* _Required task_
Identify all lines in the listing that include the word "What", and copy them out.

Records from a dataset:
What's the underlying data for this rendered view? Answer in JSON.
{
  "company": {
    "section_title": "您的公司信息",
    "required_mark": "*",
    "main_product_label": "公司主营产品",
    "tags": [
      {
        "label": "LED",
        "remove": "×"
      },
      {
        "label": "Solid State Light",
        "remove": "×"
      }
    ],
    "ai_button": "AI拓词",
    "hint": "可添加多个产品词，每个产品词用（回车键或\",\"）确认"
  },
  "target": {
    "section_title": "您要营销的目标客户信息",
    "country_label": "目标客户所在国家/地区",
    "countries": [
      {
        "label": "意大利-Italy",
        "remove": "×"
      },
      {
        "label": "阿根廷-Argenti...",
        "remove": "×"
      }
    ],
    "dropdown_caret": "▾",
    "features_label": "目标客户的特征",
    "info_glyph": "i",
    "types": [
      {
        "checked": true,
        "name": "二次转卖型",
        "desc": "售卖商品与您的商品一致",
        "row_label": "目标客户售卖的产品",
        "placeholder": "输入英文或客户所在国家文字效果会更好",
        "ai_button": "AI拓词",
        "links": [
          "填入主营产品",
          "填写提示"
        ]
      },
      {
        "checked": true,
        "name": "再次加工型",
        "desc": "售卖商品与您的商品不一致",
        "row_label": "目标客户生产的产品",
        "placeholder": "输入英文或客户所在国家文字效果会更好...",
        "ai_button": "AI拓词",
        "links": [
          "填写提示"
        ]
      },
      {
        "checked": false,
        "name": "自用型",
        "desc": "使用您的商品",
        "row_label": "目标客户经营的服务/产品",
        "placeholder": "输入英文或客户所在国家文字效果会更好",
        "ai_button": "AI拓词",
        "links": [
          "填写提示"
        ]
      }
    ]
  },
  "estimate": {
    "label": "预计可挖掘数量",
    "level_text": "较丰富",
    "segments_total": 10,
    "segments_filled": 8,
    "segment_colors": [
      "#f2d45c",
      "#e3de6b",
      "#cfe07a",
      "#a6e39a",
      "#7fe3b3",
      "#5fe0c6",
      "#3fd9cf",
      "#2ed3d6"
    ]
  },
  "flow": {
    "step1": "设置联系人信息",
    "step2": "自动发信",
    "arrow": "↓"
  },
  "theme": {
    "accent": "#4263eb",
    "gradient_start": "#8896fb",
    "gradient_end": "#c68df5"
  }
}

...

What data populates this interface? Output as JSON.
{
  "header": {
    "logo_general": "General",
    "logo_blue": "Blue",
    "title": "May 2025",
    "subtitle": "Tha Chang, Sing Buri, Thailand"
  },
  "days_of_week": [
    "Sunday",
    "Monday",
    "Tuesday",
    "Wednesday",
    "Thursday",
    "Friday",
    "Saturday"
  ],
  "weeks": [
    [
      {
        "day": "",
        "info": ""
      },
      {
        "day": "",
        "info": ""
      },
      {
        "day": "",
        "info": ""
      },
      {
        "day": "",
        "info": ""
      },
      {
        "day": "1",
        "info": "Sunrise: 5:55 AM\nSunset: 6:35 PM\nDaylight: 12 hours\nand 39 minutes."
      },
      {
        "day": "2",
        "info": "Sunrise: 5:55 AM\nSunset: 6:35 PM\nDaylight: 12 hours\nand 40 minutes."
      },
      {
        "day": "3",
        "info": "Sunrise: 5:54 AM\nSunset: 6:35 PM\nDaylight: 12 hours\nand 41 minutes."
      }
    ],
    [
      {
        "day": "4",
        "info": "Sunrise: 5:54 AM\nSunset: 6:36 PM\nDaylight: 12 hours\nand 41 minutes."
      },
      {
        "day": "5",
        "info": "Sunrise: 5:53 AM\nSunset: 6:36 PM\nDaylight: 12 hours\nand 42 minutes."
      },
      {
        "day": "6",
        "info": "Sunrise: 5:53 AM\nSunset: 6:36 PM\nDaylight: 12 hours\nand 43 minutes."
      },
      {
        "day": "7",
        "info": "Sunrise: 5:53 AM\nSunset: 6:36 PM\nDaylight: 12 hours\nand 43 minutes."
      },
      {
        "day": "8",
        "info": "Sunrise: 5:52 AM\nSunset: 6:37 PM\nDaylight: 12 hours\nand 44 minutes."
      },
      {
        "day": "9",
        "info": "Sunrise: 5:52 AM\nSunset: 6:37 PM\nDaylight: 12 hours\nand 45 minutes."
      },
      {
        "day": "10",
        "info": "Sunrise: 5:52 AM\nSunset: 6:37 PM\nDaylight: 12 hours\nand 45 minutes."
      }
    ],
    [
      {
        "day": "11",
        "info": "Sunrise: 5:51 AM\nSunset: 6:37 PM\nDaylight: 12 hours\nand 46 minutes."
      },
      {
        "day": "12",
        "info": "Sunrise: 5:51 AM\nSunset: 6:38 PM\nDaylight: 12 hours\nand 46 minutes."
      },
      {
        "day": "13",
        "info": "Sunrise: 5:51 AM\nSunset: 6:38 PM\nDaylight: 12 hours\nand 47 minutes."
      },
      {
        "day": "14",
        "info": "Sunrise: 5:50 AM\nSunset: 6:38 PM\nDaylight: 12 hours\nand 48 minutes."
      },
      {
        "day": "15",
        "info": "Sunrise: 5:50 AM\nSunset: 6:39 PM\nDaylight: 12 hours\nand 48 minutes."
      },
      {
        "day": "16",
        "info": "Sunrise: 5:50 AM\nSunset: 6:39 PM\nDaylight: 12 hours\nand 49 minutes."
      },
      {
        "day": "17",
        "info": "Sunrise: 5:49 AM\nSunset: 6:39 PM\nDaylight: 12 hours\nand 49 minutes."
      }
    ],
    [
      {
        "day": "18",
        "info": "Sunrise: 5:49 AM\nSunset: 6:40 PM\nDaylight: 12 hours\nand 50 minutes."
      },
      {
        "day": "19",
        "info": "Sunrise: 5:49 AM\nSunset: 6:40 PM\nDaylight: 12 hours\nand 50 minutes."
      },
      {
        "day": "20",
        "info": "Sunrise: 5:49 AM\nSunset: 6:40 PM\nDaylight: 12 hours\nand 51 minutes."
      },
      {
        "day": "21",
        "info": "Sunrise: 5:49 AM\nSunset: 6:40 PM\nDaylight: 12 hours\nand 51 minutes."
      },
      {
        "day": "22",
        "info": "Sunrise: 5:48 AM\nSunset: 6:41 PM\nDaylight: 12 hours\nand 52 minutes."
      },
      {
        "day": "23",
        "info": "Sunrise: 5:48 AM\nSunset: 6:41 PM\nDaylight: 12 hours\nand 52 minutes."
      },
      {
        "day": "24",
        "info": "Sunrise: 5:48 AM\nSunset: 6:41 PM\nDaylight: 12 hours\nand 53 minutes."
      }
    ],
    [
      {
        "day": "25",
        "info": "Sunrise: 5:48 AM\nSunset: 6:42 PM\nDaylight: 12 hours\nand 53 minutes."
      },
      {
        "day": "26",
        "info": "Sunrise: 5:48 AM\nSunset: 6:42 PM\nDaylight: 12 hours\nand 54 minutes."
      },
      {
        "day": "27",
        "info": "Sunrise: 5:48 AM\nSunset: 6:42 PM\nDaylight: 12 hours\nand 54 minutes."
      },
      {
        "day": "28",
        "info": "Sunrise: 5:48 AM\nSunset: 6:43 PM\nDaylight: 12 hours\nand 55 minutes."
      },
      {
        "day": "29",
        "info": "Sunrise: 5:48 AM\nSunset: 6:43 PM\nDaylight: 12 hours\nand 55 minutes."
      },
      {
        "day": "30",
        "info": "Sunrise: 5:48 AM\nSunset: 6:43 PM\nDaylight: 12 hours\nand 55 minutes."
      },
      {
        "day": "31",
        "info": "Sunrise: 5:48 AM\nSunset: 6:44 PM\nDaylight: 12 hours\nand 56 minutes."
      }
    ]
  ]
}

* _Written response_
What's the underlying data for this rendered view? Answer in JSON.
What data populates this interface? Output as JSON.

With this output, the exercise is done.